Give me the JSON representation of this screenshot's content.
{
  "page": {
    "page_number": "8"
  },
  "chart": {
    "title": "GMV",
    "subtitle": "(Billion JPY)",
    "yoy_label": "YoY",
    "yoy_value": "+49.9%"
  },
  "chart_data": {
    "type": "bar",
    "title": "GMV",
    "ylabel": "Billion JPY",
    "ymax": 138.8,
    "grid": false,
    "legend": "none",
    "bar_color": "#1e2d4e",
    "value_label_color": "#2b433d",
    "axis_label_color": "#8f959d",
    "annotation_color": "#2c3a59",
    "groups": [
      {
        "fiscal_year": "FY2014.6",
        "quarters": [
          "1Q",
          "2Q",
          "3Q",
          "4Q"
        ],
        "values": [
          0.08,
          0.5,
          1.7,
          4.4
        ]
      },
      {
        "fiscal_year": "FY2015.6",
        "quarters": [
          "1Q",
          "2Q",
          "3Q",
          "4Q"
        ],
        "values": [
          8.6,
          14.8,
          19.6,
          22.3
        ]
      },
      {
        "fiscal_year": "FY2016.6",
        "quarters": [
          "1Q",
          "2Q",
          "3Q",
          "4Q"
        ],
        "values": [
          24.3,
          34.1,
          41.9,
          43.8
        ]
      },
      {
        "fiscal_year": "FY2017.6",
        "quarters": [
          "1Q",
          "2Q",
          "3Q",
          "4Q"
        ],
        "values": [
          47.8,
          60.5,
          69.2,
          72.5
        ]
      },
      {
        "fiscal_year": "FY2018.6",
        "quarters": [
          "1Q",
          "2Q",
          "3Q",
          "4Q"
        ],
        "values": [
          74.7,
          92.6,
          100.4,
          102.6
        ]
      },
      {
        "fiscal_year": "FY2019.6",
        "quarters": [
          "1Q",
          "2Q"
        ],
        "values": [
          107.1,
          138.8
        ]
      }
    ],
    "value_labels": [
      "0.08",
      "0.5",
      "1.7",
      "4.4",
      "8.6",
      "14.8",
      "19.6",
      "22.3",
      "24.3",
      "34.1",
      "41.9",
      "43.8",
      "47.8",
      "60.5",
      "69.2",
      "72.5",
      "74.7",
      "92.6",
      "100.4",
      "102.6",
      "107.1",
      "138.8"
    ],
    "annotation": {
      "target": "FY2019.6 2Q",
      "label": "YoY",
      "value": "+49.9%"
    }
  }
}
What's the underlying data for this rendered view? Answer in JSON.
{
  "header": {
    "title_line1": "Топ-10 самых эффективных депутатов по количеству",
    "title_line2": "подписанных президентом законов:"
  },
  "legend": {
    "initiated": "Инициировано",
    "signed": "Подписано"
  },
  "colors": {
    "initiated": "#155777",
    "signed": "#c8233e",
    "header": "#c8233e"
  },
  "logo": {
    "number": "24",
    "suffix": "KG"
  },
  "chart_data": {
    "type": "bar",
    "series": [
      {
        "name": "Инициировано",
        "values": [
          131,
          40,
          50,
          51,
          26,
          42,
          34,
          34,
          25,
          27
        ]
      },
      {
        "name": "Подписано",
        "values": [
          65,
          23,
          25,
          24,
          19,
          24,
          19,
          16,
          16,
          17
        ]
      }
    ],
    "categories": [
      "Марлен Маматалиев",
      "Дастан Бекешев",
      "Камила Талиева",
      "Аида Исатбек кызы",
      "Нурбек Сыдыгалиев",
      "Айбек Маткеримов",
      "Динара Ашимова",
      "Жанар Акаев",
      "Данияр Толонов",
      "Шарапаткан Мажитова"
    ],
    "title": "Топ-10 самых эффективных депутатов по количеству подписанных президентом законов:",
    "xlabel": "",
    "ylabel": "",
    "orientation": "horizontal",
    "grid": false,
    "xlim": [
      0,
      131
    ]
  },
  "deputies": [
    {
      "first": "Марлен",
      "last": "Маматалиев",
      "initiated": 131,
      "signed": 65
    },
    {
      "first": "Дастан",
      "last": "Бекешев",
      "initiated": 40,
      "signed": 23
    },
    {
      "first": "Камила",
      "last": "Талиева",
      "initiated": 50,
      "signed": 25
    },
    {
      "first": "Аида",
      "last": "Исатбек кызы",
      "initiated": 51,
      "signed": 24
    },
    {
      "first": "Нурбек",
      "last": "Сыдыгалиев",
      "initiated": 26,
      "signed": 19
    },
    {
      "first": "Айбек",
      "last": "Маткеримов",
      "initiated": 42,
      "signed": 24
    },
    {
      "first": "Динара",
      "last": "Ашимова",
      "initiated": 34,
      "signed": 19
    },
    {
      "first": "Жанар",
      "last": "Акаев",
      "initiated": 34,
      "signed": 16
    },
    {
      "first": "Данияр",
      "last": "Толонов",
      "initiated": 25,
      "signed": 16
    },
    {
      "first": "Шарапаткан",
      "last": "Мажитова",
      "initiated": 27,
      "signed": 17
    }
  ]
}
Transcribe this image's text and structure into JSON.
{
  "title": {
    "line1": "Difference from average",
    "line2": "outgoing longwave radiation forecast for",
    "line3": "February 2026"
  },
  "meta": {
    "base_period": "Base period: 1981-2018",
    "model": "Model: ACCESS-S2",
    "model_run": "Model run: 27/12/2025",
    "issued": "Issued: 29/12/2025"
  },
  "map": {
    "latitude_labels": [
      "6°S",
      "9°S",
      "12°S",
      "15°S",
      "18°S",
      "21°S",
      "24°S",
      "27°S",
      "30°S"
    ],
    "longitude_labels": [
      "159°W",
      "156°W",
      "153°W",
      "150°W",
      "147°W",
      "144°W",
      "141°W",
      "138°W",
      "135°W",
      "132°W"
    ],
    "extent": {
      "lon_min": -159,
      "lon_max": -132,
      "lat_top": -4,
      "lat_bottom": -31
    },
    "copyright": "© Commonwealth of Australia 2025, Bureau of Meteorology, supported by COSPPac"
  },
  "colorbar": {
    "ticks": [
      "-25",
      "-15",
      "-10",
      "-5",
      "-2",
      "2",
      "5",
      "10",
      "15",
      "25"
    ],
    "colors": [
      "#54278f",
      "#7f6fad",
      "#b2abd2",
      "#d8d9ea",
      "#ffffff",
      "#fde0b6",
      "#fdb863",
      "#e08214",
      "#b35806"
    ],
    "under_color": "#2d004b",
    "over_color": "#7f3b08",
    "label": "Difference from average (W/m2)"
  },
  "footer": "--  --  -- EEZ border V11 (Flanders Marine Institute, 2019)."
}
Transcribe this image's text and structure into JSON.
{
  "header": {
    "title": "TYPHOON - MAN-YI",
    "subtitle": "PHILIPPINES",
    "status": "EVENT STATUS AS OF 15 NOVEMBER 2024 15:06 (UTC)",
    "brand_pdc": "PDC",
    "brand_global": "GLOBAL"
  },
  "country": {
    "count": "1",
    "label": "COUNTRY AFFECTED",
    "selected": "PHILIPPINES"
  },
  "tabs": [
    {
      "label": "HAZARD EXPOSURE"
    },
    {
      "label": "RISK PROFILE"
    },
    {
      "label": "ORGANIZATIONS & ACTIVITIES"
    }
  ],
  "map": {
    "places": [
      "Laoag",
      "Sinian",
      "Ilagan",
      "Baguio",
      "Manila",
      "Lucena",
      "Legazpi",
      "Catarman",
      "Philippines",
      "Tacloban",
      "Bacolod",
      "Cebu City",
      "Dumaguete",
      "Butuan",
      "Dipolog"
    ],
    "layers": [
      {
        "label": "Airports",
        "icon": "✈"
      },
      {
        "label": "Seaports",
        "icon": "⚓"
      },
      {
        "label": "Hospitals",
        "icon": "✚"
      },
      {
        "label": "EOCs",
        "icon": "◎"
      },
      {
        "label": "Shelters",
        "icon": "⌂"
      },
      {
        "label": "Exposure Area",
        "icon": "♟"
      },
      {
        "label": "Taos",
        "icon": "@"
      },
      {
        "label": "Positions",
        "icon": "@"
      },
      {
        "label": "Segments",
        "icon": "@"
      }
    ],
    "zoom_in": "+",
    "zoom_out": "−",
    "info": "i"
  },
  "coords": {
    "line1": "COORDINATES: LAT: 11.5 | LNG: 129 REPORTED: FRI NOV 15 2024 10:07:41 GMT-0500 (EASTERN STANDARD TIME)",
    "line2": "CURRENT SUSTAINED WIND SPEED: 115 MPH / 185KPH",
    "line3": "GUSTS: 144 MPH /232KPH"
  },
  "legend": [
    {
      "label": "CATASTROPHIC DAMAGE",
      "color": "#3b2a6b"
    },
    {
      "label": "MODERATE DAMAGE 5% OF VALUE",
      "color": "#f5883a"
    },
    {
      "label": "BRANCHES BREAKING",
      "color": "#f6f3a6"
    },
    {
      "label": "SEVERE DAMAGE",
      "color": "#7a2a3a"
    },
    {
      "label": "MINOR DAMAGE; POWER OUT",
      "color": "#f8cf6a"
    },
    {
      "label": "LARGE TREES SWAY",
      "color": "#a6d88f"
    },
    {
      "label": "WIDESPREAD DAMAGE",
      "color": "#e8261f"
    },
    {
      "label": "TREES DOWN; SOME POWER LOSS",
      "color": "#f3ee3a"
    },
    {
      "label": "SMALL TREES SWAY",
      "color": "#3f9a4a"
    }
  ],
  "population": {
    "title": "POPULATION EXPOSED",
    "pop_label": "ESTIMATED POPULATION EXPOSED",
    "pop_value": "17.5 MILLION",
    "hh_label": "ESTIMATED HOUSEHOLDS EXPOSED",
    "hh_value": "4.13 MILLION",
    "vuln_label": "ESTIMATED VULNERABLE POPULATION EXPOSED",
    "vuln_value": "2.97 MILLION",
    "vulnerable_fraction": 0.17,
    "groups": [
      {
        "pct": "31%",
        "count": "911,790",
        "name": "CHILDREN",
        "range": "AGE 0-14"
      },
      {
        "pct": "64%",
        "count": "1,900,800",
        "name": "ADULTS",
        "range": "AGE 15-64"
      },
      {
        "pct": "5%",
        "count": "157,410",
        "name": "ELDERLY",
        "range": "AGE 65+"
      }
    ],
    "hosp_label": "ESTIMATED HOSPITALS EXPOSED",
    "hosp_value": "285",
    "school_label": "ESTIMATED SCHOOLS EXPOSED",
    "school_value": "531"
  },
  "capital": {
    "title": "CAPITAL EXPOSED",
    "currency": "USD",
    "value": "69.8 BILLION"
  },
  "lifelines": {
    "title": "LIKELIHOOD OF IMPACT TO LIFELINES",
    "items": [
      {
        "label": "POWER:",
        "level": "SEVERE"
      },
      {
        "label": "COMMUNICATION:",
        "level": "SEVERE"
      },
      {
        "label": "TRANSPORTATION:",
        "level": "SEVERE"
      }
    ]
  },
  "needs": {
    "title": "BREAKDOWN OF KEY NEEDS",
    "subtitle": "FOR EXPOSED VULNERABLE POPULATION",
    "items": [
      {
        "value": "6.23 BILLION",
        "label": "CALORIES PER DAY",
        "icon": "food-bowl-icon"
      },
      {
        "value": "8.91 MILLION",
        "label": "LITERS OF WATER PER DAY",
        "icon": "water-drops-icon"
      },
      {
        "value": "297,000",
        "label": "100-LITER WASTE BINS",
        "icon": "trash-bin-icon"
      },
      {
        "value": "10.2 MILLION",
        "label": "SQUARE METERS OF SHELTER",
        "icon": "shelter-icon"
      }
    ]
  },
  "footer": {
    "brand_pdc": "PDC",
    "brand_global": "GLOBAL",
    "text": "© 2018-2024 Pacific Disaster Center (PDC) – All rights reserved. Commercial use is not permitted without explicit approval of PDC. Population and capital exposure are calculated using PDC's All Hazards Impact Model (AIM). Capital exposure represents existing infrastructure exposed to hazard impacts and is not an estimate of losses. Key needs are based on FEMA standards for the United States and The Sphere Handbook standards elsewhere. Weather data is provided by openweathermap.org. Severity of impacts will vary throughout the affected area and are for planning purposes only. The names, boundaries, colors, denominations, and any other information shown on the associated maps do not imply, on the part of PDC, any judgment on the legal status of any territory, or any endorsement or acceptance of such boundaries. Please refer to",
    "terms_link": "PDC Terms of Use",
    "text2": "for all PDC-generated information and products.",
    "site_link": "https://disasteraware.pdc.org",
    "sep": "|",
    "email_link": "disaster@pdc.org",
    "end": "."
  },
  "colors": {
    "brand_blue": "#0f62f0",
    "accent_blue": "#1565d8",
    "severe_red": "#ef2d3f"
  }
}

..........

-- What this task involves --
Select the lines that carry the string "subtitle" and copy them.

-- Completed exercise --
    "subtitle": "(Billion JPY)",
    "subtitle": "PHILIPPINES",
    "subtitle": "FOR EXPOSED VULNERABLE POPULATION",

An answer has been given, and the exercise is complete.